■ **Passage shown**:
- - -
CARLISLE, Pa.
A week that was supposed to begin the healing process for Native American tribes across the country ended in sadness when a team of archaeologists found the remains of not one but two individuals in the grave site of a young boy, neither of which matched his description.
Teams sought last week to unearth the remains of Little Chief, Little Plume and Horse, three boys who attended a first-of-its-kind boarding school that sought to eradicate their Northern Arapaho traditions and assimilate them into European-American culture.
They were among nearly 200 children who died while attending the Carlisle Indian Industrial School, and the excavation of their remains was meant to be a litmus test for similar efforts in the future.
“It’s a long time coming,” Crawford White Sr., one of the tribe’s elders, said of the effort as he sat on a folding chair earlier in the week not far from where the team was working. “It’s something that had to be done for our tribe, and the healing begins.”
Three days later, after grave sites had been excavated and an anthropologist had examined the remains, the tribe learned that at least one of their boys was still missing.
“It’s extremely sad and disappointing for the family who’s already grieving a loss that never should have taken place,” said Christine Diindiisi McCleave, executive officer of the National Native American Boarding School Healing Coalition. “It’s showing that there’s more that needs to be looked into about the boarding schools, the treatment and care and responsibility that they had to our children, in life and in death.”
It’s too early to tell what this will mean for future efforts to return bodies of Native American children to their tribes. DNA testing was not conducted on these children’s remains, though other tribes could elect to have it done in the future.
Different tribes view death and grieving in different ways. And other tribes have children buried in the Carlisle Post Barracks Cemetery.
“We respect the sovereignty of tribal nations to make these decisions,” Ms. McCleave said.
- - -
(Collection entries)
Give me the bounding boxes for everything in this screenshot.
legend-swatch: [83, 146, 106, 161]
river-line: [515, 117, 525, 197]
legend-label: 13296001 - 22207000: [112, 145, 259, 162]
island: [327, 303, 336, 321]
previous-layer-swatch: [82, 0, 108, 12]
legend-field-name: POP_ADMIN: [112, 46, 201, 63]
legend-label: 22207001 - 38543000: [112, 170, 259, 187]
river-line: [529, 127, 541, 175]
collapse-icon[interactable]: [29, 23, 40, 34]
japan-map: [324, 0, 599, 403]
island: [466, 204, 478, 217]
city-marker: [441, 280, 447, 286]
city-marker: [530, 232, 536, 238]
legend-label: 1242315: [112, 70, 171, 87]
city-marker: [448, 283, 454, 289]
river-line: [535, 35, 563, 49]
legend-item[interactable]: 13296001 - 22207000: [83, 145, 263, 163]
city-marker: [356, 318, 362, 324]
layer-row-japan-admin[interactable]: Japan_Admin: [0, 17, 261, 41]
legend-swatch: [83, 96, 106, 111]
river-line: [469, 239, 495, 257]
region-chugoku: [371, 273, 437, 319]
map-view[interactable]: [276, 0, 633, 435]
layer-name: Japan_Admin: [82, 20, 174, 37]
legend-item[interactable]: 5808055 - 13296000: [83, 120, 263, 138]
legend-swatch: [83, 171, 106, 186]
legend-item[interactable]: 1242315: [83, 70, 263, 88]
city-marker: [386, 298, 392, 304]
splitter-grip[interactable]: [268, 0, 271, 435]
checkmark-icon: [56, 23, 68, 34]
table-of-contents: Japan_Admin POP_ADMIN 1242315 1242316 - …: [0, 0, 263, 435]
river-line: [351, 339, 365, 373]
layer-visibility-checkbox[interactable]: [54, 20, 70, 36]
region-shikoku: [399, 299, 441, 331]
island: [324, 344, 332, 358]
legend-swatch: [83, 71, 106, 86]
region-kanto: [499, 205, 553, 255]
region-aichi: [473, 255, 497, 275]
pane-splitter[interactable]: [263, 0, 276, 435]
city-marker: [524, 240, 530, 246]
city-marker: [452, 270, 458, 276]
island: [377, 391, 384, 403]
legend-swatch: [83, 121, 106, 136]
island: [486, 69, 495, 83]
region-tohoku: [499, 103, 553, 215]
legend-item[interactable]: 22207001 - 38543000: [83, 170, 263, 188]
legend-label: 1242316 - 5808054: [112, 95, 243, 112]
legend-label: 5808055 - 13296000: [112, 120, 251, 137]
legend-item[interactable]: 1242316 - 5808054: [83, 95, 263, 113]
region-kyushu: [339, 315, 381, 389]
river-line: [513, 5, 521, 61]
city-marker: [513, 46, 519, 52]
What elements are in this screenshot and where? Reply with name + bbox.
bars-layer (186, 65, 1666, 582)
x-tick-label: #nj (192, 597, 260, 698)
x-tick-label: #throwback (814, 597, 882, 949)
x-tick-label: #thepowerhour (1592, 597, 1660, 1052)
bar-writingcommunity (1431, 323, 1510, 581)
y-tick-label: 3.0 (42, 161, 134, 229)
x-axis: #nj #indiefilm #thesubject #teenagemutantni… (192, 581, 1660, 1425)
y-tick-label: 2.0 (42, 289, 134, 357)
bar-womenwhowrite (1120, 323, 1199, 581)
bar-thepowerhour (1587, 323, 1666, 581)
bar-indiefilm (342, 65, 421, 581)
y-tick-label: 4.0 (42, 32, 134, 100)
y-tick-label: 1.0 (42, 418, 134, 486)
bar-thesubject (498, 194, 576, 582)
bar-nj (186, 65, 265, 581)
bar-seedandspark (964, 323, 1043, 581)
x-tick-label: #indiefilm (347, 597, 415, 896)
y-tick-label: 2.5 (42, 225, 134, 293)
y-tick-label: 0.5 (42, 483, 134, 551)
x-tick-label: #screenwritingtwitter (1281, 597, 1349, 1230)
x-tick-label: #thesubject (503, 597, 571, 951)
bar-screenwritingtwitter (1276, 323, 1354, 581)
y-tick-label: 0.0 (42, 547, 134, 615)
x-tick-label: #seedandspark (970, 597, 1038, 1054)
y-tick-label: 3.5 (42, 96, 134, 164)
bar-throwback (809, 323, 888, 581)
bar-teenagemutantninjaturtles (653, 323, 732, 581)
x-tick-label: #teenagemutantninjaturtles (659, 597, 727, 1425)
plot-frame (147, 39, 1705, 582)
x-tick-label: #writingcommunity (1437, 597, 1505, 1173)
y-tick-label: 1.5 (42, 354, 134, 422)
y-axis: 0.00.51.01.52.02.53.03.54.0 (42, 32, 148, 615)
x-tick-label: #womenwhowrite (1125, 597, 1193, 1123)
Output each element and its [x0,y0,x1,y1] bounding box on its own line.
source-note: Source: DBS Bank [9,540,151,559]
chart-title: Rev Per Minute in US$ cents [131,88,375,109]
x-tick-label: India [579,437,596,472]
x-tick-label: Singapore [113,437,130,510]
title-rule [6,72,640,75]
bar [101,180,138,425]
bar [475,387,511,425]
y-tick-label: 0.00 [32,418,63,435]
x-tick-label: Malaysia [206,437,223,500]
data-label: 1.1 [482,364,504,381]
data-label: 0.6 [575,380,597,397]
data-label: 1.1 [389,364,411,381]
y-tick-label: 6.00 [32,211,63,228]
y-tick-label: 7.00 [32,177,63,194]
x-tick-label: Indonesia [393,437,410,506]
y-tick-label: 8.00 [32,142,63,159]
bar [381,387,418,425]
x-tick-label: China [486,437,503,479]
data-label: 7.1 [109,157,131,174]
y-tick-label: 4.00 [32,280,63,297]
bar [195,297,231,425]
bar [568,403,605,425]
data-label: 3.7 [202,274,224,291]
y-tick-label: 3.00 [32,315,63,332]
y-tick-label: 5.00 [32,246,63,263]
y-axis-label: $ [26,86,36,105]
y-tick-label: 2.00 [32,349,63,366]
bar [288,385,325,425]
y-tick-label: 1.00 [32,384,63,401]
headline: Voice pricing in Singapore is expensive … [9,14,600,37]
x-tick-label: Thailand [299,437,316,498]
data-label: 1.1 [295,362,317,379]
- - -
■ **About this exercise**:
Output the part of the article on the Carlisle excavation from "Teams sought last" up to and including "efforts in the future.", copying it word for word. The items can be set aside, since none of them is needed here.

■ **Task solution**:
Teams sought last week to unearth the remains of Little Chief, Little Plume and Horse, three boys who attended a first-of-its-kind boarding school that sought to eradicate their Northern Arapaho traditions and assimilate them into European-American culture.
They were among nearly 200 children who died while attending the Carlisle Indian Industrial School, and the excavation of their remains was meant to be a litmus test for similar efforts in the future.